■ JOB
In the entries below, find every line holding the string "values" and collect it.

■ ENTRIES SHOWN
* start *
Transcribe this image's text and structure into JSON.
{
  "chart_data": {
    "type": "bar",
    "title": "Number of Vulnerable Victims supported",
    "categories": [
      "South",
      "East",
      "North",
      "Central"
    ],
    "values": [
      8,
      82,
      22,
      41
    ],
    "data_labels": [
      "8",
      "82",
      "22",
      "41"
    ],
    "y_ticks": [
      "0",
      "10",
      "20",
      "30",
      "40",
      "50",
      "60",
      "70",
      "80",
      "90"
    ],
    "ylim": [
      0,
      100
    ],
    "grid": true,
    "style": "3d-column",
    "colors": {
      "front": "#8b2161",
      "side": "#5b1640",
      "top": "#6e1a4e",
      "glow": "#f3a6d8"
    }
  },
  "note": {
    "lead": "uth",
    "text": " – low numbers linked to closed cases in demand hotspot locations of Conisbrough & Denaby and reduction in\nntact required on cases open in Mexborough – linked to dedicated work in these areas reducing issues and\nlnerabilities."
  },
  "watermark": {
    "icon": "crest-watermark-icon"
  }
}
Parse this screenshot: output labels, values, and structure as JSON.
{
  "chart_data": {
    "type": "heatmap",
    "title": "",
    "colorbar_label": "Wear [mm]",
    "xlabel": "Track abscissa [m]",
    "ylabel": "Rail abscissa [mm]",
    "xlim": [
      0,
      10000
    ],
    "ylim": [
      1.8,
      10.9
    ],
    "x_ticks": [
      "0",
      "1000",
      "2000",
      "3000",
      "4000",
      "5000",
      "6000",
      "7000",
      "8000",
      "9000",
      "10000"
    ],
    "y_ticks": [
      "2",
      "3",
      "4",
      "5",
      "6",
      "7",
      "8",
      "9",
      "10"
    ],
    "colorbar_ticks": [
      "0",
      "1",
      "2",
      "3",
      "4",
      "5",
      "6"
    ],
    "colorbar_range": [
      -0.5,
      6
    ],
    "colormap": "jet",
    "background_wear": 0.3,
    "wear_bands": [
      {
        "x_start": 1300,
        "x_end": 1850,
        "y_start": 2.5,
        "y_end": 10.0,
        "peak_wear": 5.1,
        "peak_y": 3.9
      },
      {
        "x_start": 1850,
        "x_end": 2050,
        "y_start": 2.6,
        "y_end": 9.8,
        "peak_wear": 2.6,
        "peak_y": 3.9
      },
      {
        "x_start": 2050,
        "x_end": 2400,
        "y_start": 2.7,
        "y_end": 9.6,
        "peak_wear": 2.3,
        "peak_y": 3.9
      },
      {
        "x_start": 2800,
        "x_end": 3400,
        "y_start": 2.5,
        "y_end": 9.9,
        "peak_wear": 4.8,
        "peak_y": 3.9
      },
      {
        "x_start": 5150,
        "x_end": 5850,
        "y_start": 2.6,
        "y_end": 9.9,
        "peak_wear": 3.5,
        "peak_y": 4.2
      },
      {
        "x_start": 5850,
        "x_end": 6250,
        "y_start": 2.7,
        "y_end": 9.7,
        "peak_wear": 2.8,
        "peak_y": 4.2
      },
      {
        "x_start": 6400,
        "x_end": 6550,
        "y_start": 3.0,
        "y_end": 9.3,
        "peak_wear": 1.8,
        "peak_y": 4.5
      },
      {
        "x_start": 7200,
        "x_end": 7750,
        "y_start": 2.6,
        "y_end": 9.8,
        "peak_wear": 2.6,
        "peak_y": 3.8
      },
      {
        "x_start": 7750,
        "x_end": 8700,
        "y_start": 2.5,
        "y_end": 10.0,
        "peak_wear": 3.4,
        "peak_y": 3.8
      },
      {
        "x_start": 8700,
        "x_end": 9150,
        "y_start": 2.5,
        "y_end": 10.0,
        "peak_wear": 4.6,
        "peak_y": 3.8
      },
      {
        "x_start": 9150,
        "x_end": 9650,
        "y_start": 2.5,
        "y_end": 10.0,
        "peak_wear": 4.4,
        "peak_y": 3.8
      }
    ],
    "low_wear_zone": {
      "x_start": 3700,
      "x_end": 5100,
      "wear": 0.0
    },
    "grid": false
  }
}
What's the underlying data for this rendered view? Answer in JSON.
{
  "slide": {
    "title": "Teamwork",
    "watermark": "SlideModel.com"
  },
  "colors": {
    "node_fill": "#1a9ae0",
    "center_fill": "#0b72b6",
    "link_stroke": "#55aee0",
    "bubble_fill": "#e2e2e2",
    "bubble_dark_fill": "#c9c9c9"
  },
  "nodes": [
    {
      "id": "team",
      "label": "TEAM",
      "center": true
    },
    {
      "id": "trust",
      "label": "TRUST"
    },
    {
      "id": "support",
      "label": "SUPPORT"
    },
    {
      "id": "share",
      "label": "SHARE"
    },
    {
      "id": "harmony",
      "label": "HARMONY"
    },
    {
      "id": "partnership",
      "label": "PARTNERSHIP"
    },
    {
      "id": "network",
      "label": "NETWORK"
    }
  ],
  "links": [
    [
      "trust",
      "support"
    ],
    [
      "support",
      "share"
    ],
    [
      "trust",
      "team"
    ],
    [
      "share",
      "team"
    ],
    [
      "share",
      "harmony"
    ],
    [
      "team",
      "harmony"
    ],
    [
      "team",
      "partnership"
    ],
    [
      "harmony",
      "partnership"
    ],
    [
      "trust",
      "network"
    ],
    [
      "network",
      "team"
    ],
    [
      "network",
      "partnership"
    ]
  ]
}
* end *
■ PROBLEM SOLUTION
    "values": [
Parse this screenshot: output labels, values, and structure as JSON.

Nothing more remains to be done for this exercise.